• What is required: Pick out and copy every line below that has the word "اختلالات".
* * * *
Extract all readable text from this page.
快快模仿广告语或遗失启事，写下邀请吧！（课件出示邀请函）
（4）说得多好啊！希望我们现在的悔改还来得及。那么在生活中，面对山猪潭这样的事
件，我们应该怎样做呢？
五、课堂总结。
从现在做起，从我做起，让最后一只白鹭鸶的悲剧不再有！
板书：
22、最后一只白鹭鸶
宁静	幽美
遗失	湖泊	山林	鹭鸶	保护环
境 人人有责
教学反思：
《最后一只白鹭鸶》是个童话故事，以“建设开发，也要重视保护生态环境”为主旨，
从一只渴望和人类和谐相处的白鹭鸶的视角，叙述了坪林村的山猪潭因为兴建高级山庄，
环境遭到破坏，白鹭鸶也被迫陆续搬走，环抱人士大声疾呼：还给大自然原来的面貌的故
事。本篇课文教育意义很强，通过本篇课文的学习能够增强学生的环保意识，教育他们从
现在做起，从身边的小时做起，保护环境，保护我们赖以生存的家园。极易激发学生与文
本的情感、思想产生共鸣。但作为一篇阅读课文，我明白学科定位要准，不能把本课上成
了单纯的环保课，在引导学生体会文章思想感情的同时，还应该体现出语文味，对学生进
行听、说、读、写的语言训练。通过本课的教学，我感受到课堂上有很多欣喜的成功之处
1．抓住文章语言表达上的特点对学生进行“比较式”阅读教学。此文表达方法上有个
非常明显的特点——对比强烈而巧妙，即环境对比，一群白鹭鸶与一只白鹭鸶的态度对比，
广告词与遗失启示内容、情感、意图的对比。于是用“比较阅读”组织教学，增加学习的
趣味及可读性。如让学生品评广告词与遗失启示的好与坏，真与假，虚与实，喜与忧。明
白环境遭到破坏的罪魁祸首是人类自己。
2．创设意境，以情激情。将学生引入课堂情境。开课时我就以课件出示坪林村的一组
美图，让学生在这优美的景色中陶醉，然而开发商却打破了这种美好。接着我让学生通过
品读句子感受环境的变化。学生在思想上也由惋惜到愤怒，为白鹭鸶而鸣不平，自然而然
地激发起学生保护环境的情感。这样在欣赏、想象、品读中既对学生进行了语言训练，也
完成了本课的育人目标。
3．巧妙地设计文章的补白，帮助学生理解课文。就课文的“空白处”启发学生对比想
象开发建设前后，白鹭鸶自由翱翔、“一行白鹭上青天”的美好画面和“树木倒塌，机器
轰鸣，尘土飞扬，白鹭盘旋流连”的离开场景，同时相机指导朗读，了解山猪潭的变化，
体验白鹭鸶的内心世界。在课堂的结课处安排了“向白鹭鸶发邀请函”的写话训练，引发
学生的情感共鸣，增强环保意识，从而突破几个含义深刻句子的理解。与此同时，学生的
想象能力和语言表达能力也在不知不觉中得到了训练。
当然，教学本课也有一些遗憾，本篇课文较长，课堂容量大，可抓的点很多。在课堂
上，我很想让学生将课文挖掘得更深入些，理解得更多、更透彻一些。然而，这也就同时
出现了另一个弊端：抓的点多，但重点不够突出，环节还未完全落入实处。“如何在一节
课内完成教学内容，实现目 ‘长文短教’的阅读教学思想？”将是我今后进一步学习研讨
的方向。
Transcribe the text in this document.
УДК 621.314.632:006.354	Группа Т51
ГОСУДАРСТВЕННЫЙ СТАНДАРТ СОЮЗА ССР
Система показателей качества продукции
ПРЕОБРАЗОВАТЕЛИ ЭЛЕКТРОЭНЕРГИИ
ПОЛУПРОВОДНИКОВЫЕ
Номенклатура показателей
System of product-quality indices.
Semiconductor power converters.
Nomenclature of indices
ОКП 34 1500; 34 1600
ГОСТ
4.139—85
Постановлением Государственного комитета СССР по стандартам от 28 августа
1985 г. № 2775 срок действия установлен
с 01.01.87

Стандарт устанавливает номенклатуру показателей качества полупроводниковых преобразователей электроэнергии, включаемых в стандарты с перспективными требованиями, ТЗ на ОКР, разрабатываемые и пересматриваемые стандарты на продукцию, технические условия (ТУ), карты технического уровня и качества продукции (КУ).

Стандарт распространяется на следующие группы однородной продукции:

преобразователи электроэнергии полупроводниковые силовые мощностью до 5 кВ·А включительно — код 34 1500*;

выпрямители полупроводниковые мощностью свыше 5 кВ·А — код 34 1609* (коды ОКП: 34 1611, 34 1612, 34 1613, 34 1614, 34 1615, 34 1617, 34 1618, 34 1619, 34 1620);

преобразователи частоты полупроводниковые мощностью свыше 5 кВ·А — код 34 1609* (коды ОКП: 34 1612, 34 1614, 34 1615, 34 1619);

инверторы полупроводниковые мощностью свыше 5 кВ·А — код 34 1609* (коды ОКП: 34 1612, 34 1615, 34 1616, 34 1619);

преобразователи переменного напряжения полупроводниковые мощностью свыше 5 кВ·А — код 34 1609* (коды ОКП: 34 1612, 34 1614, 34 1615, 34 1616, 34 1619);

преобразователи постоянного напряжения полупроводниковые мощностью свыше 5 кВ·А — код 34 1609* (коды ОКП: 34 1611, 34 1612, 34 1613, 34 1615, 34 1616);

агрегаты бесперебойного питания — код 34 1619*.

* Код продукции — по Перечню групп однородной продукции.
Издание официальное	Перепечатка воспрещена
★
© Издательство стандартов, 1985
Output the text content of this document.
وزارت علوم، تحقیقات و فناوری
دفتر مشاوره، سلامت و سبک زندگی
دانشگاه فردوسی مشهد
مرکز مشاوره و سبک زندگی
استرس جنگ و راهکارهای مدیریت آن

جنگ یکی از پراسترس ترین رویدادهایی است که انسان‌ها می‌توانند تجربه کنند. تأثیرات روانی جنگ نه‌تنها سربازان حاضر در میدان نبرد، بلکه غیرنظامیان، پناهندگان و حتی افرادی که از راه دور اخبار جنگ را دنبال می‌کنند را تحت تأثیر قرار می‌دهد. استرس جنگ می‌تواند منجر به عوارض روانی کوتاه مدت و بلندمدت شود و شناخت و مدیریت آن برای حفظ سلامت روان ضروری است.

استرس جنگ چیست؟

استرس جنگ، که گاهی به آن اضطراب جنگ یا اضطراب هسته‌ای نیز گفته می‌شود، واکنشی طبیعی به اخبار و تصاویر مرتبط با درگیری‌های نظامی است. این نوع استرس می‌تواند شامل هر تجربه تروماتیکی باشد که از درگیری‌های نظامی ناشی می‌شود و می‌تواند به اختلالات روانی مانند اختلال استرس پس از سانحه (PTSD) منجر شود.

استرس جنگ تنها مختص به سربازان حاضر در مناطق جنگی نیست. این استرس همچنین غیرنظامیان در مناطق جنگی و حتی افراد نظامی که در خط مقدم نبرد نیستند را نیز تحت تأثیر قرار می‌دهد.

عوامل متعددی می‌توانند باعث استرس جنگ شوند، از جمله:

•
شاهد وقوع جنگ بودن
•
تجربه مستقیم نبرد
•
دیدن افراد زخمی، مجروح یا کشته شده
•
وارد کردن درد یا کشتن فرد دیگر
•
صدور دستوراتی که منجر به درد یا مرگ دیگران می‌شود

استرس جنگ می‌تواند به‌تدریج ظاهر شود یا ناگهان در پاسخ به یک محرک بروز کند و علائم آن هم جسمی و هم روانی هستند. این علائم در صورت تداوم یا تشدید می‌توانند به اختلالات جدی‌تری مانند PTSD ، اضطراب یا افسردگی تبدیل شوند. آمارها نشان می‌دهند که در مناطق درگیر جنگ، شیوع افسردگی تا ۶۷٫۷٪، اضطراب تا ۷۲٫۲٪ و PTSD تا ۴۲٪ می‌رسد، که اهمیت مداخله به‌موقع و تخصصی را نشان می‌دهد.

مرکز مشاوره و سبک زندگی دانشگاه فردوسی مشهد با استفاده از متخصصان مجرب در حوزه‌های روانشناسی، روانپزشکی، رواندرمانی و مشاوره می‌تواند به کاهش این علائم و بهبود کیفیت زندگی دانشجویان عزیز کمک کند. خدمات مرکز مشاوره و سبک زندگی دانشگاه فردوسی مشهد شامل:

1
* * * *
• Result:
استرس جنگ، که گاهی به آن اضطراب جنگ یا اضطراب هسته‌ای نیز گفته می‌شود، واکنشی طبیعی به اخبار و تصاویر مرتبط با درگیری‌های نظامی است. این نوع استرس می‌تواند شامل هر تجربه تروماتیکی باشد که از درگیری‌های نظامی ناشی می‌شود و می‌تواند به اختلالات روانی مانند اختلال استرس پس از سانحه (PTSD) منجر شود.
استرس جنگ می‌تواند به‌تدریج ظاهر شود یا ناگهان در پاسخ به یک محرک بروز کند و علائم آن هم جسمی و هم روانی هستند. این علائم در صورت تداوم یا تشدید می‌توانند به اختلالات جدی‌تری مانند PTSD ، اضطراب یا افسردگی تبدیل شوند. آمارها نشان می‌دهند که در مناطق درگیر جنگ، شیوع افسردگی تا ۶۷٫۷٪، اضطراب تا ۷۲٫۲٪ و PTSD تا ۴۲٪ می‌رسد، که اهمیت مداخله به‌موقع و تخصصی را نشان می‌دهد.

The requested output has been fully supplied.